-------- Data entries

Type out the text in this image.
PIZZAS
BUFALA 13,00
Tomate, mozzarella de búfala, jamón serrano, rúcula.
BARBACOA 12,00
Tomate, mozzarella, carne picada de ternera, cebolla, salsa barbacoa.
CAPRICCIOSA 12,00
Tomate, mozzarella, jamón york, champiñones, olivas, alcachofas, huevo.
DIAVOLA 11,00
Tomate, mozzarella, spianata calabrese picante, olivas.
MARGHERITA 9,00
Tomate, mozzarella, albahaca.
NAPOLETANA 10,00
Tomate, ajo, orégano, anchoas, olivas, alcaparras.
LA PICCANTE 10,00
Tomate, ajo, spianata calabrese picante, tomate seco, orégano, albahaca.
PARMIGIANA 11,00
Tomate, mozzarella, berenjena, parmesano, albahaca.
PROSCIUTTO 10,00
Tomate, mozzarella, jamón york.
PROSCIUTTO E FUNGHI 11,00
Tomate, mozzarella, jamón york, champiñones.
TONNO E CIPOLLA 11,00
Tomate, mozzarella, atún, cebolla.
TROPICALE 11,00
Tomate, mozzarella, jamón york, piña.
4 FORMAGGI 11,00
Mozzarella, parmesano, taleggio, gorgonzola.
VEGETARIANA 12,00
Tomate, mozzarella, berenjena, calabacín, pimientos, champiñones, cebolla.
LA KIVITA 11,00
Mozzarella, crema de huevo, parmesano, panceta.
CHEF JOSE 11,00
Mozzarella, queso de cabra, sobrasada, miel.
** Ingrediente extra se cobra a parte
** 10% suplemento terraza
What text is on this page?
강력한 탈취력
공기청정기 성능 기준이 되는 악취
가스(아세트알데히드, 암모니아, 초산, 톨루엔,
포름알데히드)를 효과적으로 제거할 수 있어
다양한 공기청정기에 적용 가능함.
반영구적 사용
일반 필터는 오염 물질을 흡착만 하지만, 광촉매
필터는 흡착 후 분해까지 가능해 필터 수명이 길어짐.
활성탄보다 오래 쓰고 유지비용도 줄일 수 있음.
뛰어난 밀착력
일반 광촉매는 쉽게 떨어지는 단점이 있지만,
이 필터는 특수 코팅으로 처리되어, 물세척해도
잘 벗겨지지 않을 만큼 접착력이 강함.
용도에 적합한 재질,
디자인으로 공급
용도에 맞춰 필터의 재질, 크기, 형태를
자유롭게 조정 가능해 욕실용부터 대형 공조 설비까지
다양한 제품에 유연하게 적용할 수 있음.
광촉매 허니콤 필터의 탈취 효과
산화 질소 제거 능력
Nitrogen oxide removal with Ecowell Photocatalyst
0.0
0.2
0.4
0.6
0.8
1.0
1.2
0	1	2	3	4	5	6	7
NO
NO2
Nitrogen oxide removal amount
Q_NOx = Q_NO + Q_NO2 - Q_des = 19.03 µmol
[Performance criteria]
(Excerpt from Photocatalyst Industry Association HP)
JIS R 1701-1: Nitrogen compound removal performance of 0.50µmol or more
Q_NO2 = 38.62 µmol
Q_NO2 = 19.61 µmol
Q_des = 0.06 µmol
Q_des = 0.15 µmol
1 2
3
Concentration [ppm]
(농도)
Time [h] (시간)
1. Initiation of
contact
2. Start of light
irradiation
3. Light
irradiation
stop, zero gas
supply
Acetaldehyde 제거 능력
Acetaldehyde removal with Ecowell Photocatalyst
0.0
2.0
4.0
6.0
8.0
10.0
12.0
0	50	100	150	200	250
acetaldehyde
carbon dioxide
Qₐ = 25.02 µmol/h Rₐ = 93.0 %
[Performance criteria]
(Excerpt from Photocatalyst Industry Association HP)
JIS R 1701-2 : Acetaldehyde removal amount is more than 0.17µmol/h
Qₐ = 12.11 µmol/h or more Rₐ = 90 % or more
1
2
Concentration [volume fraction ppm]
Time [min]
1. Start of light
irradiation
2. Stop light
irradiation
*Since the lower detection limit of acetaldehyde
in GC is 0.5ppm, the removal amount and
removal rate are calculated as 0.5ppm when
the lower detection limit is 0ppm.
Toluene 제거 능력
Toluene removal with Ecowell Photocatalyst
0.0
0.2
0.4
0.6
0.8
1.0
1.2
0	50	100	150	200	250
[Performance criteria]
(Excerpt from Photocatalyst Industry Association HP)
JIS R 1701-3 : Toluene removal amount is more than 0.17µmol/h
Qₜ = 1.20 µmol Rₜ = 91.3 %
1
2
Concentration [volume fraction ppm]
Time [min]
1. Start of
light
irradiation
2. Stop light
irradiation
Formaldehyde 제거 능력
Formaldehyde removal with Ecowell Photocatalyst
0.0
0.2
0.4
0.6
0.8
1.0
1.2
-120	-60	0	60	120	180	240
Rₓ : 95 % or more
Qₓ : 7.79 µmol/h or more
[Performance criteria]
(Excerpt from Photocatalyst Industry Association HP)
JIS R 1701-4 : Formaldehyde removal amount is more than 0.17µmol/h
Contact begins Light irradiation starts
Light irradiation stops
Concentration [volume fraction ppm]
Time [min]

----------------

:: Written problem ::
Go through the data and gather every line that holds "olivas".

:: Final result ::
Tomate, mozzarella, jamón york, champiñones, olivas, alcachofas, huevo.
Tomate, mozzarella, spianata calabrese picante, olivas.
Tomate, ajo, orégano, anchoas, olivas, alcaparras.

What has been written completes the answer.